The exercise
Filter the entries, keeping every line with the word "avea".

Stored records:
⟨

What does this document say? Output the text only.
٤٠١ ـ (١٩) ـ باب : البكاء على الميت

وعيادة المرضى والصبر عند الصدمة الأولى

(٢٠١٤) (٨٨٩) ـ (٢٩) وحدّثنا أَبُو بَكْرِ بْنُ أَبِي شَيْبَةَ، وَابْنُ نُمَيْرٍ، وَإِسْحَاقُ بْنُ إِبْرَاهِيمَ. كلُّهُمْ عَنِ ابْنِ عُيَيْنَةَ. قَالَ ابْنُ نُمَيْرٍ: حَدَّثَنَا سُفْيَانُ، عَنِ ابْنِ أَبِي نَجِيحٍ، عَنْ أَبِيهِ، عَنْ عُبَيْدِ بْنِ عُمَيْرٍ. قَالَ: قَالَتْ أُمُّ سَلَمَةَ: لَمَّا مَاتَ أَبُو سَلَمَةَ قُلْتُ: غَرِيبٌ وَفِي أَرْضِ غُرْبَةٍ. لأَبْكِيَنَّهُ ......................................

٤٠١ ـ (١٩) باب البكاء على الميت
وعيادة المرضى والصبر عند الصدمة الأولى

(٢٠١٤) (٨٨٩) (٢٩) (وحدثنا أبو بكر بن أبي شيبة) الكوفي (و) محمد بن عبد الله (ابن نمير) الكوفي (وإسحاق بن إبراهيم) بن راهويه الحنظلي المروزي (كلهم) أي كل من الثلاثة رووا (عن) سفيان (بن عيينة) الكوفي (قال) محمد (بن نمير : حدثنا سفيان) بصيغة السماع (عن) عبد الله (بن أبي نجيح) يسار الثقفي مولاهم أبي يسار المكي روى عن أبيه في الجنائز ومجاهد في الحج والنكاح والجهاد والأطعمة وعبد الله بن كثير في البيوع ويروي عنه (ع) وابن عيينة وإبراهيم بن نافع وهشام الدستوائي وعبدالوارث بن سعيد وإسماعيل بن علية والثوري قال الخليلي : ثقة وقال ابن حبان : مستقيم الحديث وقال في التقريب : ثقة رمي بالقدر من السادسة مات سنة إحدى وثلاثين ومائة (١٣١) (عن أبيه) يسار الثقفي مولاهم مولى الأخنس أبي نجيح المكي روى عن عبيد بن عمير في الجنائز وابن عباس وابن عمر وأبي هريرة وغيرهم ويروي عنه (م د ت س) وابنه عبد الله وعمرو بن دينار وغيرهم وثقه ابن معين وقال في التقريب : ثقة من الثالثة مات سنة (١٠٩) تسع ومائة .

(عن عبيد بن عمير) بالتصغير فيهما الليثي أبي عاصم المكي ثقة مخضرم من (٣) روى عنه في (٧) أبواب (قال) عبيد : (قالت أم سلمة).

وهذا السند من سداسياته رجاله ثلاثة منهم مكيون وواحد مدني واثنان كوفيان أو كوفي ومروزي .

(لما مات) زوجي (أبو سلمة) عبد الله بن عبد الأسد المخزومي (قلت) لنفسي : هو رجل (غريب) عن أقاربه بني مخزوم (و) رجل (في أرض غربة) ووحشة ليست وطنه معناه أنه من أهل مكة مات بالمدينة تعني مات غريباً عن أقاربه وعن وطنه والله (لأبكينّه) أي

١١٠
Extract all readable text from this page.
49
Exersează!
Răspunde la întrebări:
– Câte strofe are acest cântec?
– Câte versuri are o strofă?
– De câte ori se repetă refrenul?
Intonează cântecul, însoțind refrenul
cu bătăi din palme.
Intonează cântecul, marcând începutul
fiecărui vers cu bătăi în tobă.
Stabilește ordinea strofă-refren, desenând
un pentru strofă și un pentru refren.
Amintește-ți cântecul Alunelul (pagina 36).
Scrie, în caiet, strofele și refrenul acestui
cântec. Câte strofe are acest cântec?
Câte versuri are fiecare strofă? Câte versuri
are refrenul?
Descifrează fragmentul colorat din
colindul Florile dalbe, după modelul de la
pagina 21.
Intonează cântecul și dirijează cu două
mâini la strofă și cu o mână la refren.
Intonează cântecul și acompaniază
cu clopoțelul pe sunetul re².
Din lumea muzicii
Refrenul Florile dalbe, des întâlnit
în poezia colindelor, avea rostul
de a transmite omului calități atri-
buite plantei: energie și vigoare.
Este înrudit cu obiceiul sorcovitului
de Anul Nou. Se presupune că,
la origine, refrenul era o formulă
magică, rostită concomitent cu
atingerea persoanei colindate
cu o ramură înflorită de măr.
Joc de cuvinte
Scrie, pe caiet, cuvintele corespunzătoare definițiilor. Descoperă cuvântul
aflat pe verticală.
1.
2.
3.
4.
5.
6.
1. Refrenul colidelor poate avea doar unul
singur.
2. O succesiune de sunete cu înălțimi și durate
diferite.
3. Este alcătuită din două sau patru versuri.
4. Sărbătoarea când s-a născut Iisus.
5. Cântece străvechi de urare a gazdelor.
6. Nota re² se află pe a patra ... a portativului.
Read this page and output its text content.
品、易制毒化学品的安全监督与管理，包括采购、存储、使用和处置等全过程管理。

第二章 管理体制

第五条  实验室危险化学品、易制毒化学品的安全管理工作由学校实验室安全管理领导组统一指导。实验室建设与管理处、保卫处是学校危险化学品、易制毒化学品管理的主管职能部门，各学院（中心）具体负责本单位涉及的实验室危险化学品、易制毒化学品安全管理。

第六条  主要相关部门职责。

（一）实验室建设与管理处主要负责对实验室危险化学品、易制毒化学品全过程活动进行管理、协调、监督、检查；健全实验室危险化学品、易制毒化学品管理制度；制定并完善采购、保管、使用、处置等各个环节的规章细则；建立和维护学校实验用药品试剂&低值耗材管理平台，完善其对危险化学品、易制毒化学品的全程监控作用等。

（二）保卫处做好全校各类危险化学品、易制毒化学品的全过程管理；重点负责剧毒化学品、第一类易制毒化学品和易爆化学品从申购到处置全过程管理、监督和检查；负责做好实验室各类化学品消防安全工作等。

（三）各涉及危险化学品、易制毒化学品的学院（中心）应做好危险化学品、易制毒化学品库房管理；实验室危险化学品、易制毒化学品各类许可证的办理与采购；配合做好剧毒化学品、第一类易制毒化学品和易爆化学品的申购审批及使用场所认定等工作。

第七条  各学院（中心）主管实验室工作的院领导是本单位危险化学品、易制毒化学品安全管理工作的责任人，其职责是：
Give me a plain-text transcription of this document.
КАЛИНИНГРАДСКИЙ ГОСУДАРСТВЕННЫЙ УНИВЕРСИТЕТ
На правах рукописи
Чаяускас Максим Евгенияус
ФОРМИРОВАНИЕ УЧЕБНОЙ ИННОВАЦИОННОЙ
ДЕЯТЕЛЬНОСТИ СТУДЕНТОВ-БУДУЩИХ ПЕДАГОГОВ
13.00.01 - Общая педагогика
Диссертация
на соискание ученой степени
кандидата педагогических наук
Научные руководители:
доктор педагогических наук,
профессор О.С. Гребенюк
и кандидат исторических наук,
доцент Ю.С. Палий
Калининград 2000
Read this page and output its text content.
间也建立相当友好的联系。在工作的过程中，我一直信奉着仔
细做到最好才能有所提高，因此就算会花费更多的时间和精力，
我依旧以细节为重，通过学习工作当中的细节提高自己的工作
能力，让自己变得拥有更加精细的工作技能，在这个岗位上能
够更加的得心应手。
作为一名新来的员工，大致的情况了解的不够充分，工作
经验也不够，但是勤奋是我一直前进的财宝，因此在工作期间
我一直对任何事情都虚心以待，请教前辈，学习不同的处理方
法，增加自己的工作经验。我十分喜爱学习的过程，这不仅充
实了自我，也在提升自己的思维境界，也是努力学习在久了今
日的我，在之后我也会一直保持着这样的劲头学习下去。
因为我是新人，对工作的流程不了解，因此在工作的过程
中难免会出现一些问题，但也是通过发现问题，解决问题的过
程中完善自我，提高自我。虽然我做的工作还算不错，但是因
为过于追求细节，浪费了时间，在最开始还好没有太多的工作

⟩

Completed exercise
în poezia colindelor, avea rostul
1. Refrenul colidelor poate avea doar unul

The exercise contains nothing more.